» EXERCISE DESCRIPTION: Extract from the listing each line in which the word "this" appears.
== DATA
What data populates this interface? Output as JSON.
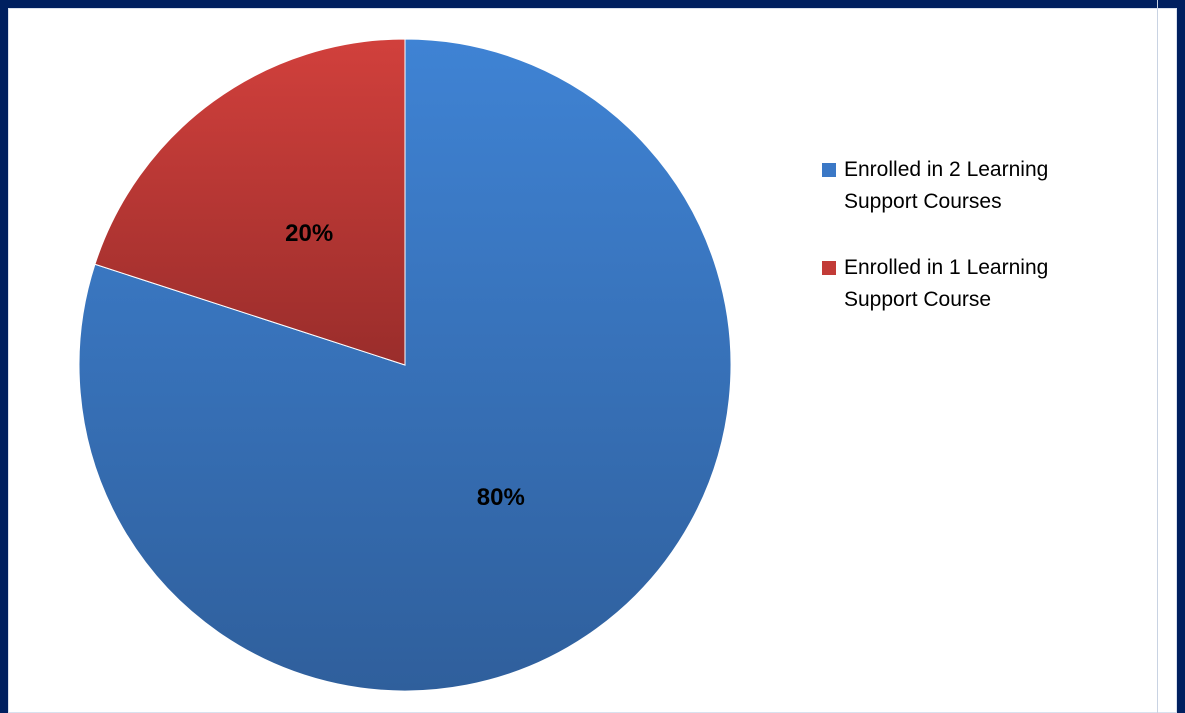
{
  "chart_data": {
    "type": "pie",
    "categories": [
      "Enrolled in 2 Learning Support Courses",
      "Enrolled in 1 Learning Support Course"
    ],
    "values": [
      80,
      20
    ],
    "data_labels": [
      "80%",
      "20%"
    ],
    "colors": [
      "#3b78c6",
      "#c23b37"
    ],
    "legend_position": "right"
  },
  "legend": {
    "items": [
      {
        "label_line1": "Enrolled in 2 Learning",
        "label_line2": "Support Courses",
        "color": "#3b78c6"
      },
      {
        "label_line1": "Enrolled in 1 Learning",
        "label_line2": "Support Course",
        "color": "#c23b37"
      }
    ]
  }
}
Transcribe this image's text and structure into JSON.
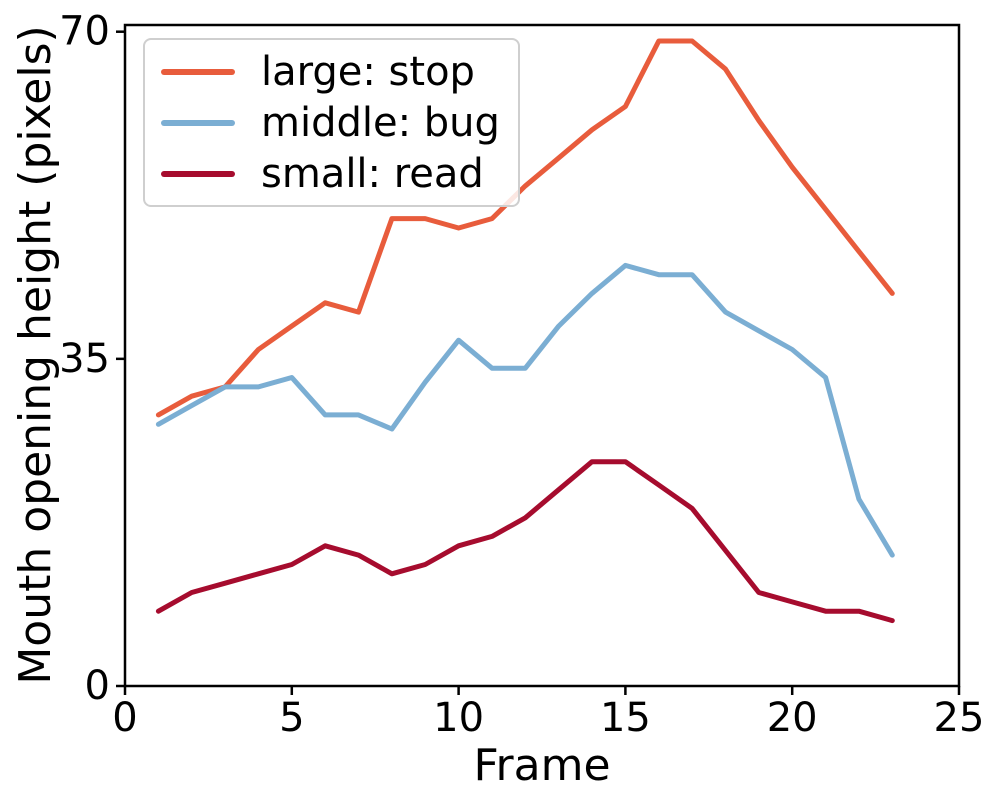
{
  "figure": {
    "background": "#ffffff",
    "text_color": "#000000",
    "spine_color": "#000000"
  },
  "chart_data": {
    "type": "line",
    "title": "",
    "xlabel": "Frame",
    "ylabel": "Mouth opening height (pixels)",
    "x": [
      1,
      2,
      3,
      4,
      5,
      6,
      7,
      8,
      9,
      10,
      11,
      12,
      13,
      14,
      15,
      16,
      17,
      18,
      19,
      20,
      21,
      22,
      23
    ],
    "series": [
      {
        "name": "large: stop",
        "color": "#E85C3C",
        "values": [
          29,
          31,
          32,
          36,
          38.5,
          41,
          40,
          50,
          50,
          49,
          50,
          53.5,
          56.5,
          59.5,
          62,
          69,
          69,
          66,
          60.5,
          55.5,
          51,
          46.5,
          42
        ]
      },
      {
        "name": "middle: bug",
        "color": "#7BAED3",
        "values": [
          28,
          30,
          32,
          32,
          33,
          29,
          29,
          27.5,
          32.5,
          37,
          34,
          34,
          38.5,
          42,
          45,
          44,
          44,
          40,
          38,
          36,
          33,
          20,
          14
        ]
      },
      {
        "name": "small: read",
        "color": "#A60C2E",
        "values": [
          8,
          10,
          11,
          12,
          13,
          15,
          14,
          12,
          13,
          15,
          16,
          18,
          21,
          24,
          24,
          21.5,
          19,
          14.5,
          10,
          9,
          8,
          8,
          7
        ]
      }
    ],
    "xlim": [
      0,
      25
    ],
    "ylim": [
      0,
      70
    ],
    "x_ticks": [
      0,
      5,
      10,
      15,
      20,
      25
    ],
    "y_ticks": [
      0,
      35,
      70
    ],
    "grid": false,
    "legend_position": "upper left"
  }
}
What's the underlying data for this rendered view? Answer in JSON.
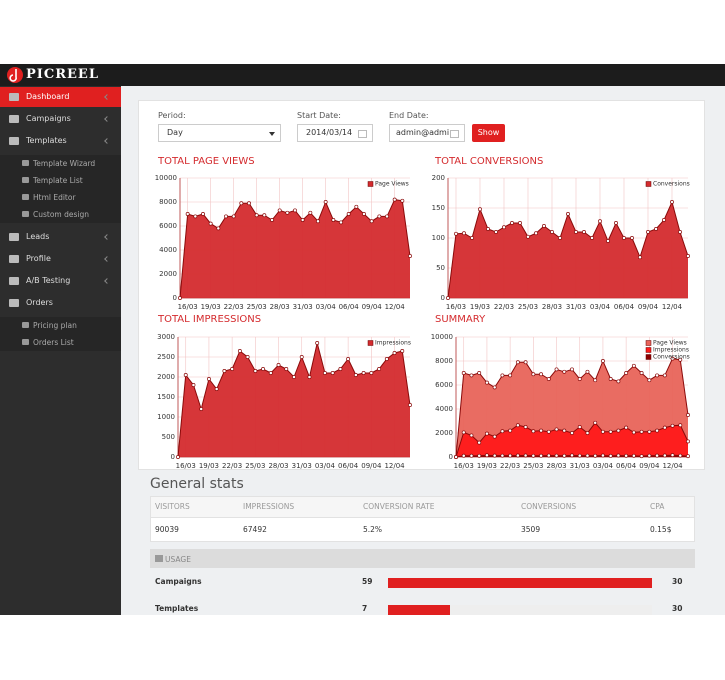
{
  "header": {
    "logo": "PICREEL"
  },
  "sidebar": {
    "items": [
      {
        "label": "Dashboard"
      },
      {
        "label": "Campaigns"
      },
      {
        "label": "Templates",
        "children": [
          {
            "label": "Template Wizard"
          },
          {
            "label": "Template List"
          },
          {
            "label": "Html Editor"
          },
          {
            "label": "Custom design"
          }
        ]
      },
      {
        "label": "Leads"
      },
      {
        "label": "Profile"
      },
      {
        "label": "A/B Testing"
      },
      {
        "label": "Orders",
        "children": [
          {
            "label": "Pricing plan"
          },
          {
            "label": "Orders List"
          }
        ]
      }
    ]
  },
  "filters": {
    "period_label": "Period:",
    "period": "Day",
    "start_label": "Start Date:",
    "start": "2014/03/14",
    "end_label": "End Date:",
    "end": "admin@admi",
    "button": "Show"
  },
  "chart_data": [
    {
      "type": "area",
      "title": "TOTAL PAGE VIEWS",
      "categories": [
        null,
        "16/03",
        null,
        null,
        "19/03",
        null,
        null,
        "22/03",
        null,
        null,
        "25/03",
        null,
        null,
        "28/03",
        null,
        null,
        "31/03",
        null,
        null,
        "03/04",
        null,
        null,
        "06/04",
        null,
        null,
        "09/04",
        null,
        null,
        "12/04",
        null,
        null
      ],
      "series": [
        {
          "name": "Page Views",
          "color": "#d42b2e",
          "values": [
            0,
            7000,
            6800,
            7000,
            6200,
            5800,
            6800,
            6800,
            7900,
            7900,
            6900,
            6900,
            6500,
            7300,
            7100,
            7300,
            6500,
            7100,
            6400,
            8000,
            6500,
            6300,
            7000,
            7600,
            7000,
            6400,
            6800,
            6800,
            8200,
            8100,
            3500
          ]
        }
      ],
      "ylim": [
        0,
        10000
      ],
      "yticks": [
        0,
        2000,
        4000,
        6000,
        8000,
        10000
      ],
      "grid": true,
      "legend": "upper right"
    },
    {
      "type": "area",
      "title": "TOTAL CONVERSIONS",
      "categories": [
        null,
        "16/03",
        null,
        null,
        "19/03",
        null,
        null,
        "22/03",
        null,
        null,
        "25/03",
        null,
        null,
        "28/03",
        null,
        null,
        "31/03",
        null,
        null,
        "03/04",
        null,
        null,
        "06/04",
        null,
        null,
        "09/04",
        null,
        null,
        "12/04",
        null,
        null
      ],
      "series": [
        {
          "name": "Conversions",
          "color": "#d42b2e",
          "values": [
            0,
            107,
            108,
            100,
            148,
            115,
            110,
            118,
            125,
            125,
            102,
            108,
            120,
            110,
            100,
            140,
            110,
            110,
            100,
            128,
            95,
            125,
            100,
            100,
            68,
            110,
            115,
            130,
            160,
            110,
            70
          ]
        }
      ],
      "ylim": [
        0,
        200
      ],
      "yticks": [
        0,
        50,
        100,
        150,
        200
      ],
      "grid": true,
      "legend": "upper right"
    },
    {
      "type": "area",
      "title": "TOTAL IMPRESSIONS",
      "categories": [
        null,
        "16/03",
        null,
        null,
        "19/03",
        null,
        null,
        "22/03",
        null,
        null,
        "25/03",
        null,
        null,
        "28/03",
        null,
        null,
        "31/03",
        null,
        null,
        "03/04",
        null,
        null,
        "06/04",
        null,
        null,
        "09/04",
        null,
        null,
        "12/04",
        null,
        null
      ],
      "series": [
        {
          "name": "Impressions",
          "color": "#d42b2e",
          "values": [
            0,
            2050,
            1800,
            1200,
            1950,
            1700,
            2150,
            2200,
            2650,
            2500,
            2150,
            2200,
            2100,
            2300,
            2200,
            2000,
            2500,
            2000,
            2850,
            2100,
            2100,
            2200,
            2450,
            2050,
            2100,
            2100,
            2200,
            2450,
            2600,
            2650,
            1300
          ]
        }
      ],
      "ylim": [
        0,
        3000
      ],
      "yticks": [
        0,
        500,
        1000,
        1500,
        2000,
        2500,
        3000
      ],
      "grid": true,
      "legend": "upper right"
    },
    {
      "type": "area",
      "title": "SUMMARY",
      "categories": [
        null,
        "16/03",
        null,
        null,
        "19/03",
        null,
        null,
        "22/03",
        null,
        null,
        "25/03",
        null,
        null,
        "28/03",
        null,
        null,
        "31/03",
        null,
        null,
        "03/04",
        null,
        null,
        "06/04",
        null,
        null,
        "09/04",
        null,
        null,
        "12/04",
        null,
        null
      ],
      "series": [
        {
          "name": "Page Views",
          "color": "#e8645a",
          "values": [
            0,
            7000,
            6800,
            7000,
            6200,
            5800,
            6800,
            6800,
            7900,
            7900,
            6900,
            6900,
            6500,
            7300,
            7100,
            7300,
            6500,
            7100,
            6400,
            8000,
            6500,
            6300,
            7000,
            7600,
            7000,
            6400,
            6800,
            6800,
            8200,
            8100,
            3500
          ]
        },
        {
          "name": "Impressions",
          "color": "#ff1a1a",
          "values": [
            0,
            2050,
            1800,
            1200,
            1950,
            1700,
            2150,
            2200,
            2650,
            2500,
            2150,
            2200,
            2100,
            2300,
            2200,
            2000,
            2500,
            2000,
            2850,
            2100,
            2100,
            2200,
            2450,
            2050,
            2100,
            2100,
            2200,
            2450,
            2600,
            2650,
            1300
          ]
        },
        {
          "name": "Conversions",
          "color": "#8b0000",
          "values": [
            0,
            107,
            108,
            100,
            148,
            115,
            110,
            118,
            125,
            125,
            102,
            108,
            120,
            110,
            100,
            140,
            110,
            110,
            100,
            128,
            95,
            125,
            100,
            100,
            68,
            110,
            115,
            130,
            160,
            110,
            70
          ]
        }
      ],
      "ylim": [
        0,
        10000
      ],
      "yticks": [
        0,
        2000,
        4000,
        6000,
        8000,
        10000
      ],
      "grid": true,
      "legend": "upper right"
    }
  ],
  "stats": {
    "title": "General stats",
    "columns": [
      "VISITORS",
      "IMPRESSIONS",
      "CONVERSION RATE",
      "CONVERSIONS",
      "CPA"
    ],
    "rows": [
      [
        90039,
        67492,
        "5.2%",
        3509,
        "0.15$"
      ]
    ]
  },
  "usage": {
    "title": "USAGE",
    "rows": [
      {
        "name": "Campaigns",
        "used": 59,
        "limit": 30
      },
      {
        "name": "Templates",
        "used": 7,
        "limit": 30
      }
    ]
  }
}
====
» RESPONSE TO THE TASK:
What data populates this interface? Output as JSON.
Transcribe this image's text and structure into JSON.
What's the underlying data for this rendered view? Answer in JSON.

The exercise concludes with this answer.